- **DATA FOR PROCESSING**
START

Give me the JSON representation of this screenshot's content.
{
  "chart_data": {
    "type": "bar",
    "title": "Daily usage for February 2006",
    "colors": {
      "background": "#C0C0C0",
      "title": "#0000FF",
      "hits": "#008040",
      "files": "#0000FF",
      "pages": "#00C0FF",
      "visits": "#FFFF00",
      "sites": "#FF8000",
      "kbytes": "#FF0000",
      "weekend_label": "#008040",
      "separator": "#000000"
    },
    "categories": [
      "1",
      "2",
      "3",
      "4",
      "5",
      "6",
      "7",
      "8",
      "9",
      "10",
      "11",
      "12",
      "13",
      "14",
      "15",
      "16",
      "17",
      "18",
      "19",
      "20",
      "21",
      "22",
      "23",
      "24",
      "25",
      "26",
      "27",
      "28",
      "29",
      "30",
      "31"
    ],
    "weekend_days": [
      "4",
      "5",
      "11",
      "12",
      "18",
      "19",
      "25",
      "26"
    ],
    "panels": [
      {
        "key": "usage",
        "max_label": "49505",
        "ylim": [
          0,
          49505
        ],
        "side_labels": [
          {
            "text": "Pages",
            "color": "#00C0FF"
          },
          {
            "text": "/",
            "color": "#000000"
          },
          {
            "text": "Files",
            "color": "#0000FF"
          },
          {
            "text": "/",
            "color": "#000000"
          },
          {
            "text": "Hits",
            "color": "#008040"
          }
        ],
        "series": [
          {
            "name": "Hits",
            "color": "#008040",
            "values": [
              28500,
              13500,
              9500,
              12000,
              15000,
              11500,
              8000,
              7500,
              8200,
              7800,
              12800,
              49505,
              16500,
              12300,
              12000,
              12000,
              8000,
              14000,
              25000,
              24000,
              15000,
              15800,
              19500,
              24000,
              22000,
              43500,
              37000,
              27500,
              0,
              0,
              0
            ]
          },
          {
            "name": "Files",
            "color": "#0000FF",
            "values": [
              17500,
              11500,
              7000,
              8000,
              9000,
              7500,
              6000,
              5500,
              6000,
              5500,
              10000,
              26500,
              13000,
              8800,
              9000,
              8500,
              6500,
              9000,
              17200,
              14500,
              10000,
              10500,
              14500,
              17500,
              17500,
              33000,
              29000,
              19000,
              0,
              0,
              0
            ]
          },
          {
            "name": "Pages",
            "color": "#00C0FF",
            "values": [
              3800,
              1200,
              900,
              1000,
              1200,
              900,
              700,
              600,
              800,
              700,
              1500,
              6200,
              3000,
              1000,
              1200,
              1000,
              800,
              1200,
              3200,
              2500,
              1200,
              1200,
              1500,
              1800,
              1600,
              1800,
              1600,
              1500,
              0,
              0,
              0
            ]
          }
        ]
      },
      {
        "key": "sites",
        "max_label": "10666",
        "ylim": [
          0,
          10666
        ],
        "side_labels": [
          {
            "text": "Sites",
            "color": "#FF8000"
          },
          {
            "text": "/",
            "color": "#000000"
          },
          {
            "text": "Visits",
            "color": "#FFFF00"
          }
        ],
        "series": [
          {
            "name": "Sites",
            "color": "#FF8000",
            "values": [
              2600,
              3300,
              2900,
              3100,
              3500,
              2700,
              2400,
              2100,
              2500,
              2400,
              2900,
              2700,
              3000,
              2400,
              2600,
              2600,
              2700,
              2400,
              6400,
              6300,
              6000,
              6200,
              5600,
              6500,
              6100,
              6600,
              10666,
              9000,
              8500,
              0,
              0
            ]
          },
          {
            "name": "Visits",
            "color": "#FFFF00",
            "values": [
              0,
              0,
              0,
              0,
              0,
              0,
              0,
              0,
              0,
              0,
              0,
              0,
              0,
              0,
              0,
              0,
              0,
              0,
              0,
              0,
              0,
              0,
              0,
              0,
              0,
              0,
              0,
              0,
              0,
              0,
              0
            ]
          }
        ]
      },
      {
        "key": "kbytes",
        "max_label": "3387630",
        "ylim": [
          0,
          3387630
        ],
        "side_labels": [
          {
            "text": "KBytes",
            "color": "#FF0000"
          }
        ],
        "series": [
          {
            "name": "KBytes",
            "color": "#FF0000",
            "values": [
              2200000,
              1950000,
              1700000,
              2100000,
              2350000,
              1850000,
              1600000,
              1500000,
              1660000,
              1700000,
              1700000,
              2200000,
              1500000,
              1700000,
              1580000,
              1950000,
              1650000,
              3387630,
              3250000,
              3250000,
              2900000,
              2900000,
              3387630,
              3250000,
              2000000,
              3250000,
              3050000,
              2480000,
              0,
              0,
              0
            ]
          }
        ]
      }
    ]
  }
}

END

Make an exact copy of every entry.

Give me the JSON representation of this screenshot's content.
{
  "chart_data": {
    "type": "bar",
    "title": "Daily usage for February 2006",
    "colors": {
      "background": "#C0C0C0",
      "title": "#0000FF",
      "hits": "#008040",
      "files": "#0000FF",
      "pages": "#00C0FF",
      "visits": "#FFFF00",
      "sites": "#FF8000",
      "kbytes": "#FF0000",
      "weekend_label": "#008040",
      "separator": "#000000"
    },
    "categories": [
      "1",
      "2",
      "3",
      "4",
      "5",
      "6",
      "7",
      "8",
      "9",
      "10",
      "11",
      "12",
      "13",
      "14",
      "15",
      "16",
      "17",
      "18",
      "19",
      "20",
      "21",
      "22",
      "23",
      "24",
      "25",
      "26",
      "27",
      "28",
      "29",
      "30",
      "31"
    ],
    "weekend_days": [
      "4",
      "5",
      "11",
      "12",
      "18",
      "19",
      "25",
      "26"
    ],
    "panels": [
      {
        "key": "usage",
        "max_label": "49505",
        "ylim": [
          0,
          49505
        ],
        "side_labels": [
          {
            "text": "Pages",
            "color": "#00C0FF"
          },
          {
            "text": "/",
            "color": "#000000"
          },
          {
            "text": "Files",
            "color": "#0000FF"
          },
          {
            "text": "/",
            "color": "#000000"
          },
          {
            "text": "Hits",
            "color": "#008040"
          }
        ],
        "series": [
          {
            "name": "Hits",
            "color": "#008040",
            "values": [
              28500,
              13500,
              9500,
              12000,
              15000,
              11500,
              8000,
              7500,
              8200,
              7800,
              12800,
              49505,
              16500,
              12300,
              12000,
              12000,
              8000,
              14000,
              25000,
              24000,
              15000,
              15800,
              19500,
              24000,
              22000,
              43500,
              37000,
              27500,
              0,
              0,
              0
            ]
          },
          {
            "name": "Files",
            "color": "#0000FF",
            "values": [
              17500,
              11500,
              7000,
              8000,
              9000,
              7500,
              6000,
              5500,
              6000,
              5500,
              10000,
              26500,
              13000,
              8800,
              9000,
              8500,
              6500,
              9000,
              17200,
              14500,
              10000,
              10500,
              14500,
              17500,
              17500,
              33000,
              29000,
              19000,
              0,
              0,
              0
            ]
          },
          {
            "name": "Pages",
            "color": "#00C0FF",
            "values": [
              3800,
              1200,
              900,
              1000,
              1200,
              900,
              700,
              600,
              800,
              700,
              1500,
              6200,
              3000,
              1000,
              1200,
              1000,
              800,
              1200,
              3200,
              2500,
              1200,
              1200,
              1500,
              1800,
              1600,
              1800,
              1600,
              1500,
              0,
              0,
              0
            ]
          }
        ]
      },
      {
        "key": "sites",
        "max_label": "10666",
        "ylim": [
          0,
          10666
        ],
        "side_labels": [
          {
            "text": "Sites",
            "color": "#FF8000"
          },
          {
            "text": "/",
            "color": "#000000"
          },
          {
            "text": "Visits",
            "color": "#FFFF00"
          }
        ],
        "series": [
          {
            "name": "Sites",
            "color": "#FF8000",
            "values": [
              2600,
              3300,
              2900,
              3100,
              3500,
              2700,
              2400,
              2100,
              2500,
              2400,
              2900,
              2700,
              3000,
              2400,
              2600,
              2600,
              2700,
              2400,
              6400,
              6300,
              6000,
              6200,
              5600,
              6500,
              6100,
              6600,
              10666,
              9000,
              8500,
              0,
              0
            ]
          },
          {
            "name": "Visits",
            "color": "#FFFF00",
            "values": [
              0,
              0,
              0,
              0,
              0,
              0,
              0,
              0,
              0,
              0,
              0,
              0,
              0,
              0,
              0,
              0,
              0,
              0,
              0,
              0,
              0,
              0,
              0,
              0,
              0,
              0,
              0,
              0,
              0,
              0,
              0
            ]
          }
        ]
      },
      {
        "key": "kbytes",
        "max_label": "3387630",
        "ylim": [
          0,
          3387630
        ],
        "side_labels": [
          {
            "text": "KBytes",
            "color": "#FF0000"
          }
        ],
        "series": [
          {
            "name": "KBytes",
            "color": "#FF0000",
            "values": [
              2200000,
              1950000,
              1700000,
              2100000,
              2350000,
              1850000,
              1600000,
              1500000,
              1660000,
              1700000,
              1700000,
              2200000,
              1500000,
              1700000,
              1580000,
              1950000,
              1650000,
              3387630,
              3250000,
              3250000,
              2900000,
              2900000,
              3387630,
              3250000,
              2000000,
              3250000,
              3050000,
              2480000,
              0,
              0,
              0
            ]
          }
        ]
      }
    ]
  }
}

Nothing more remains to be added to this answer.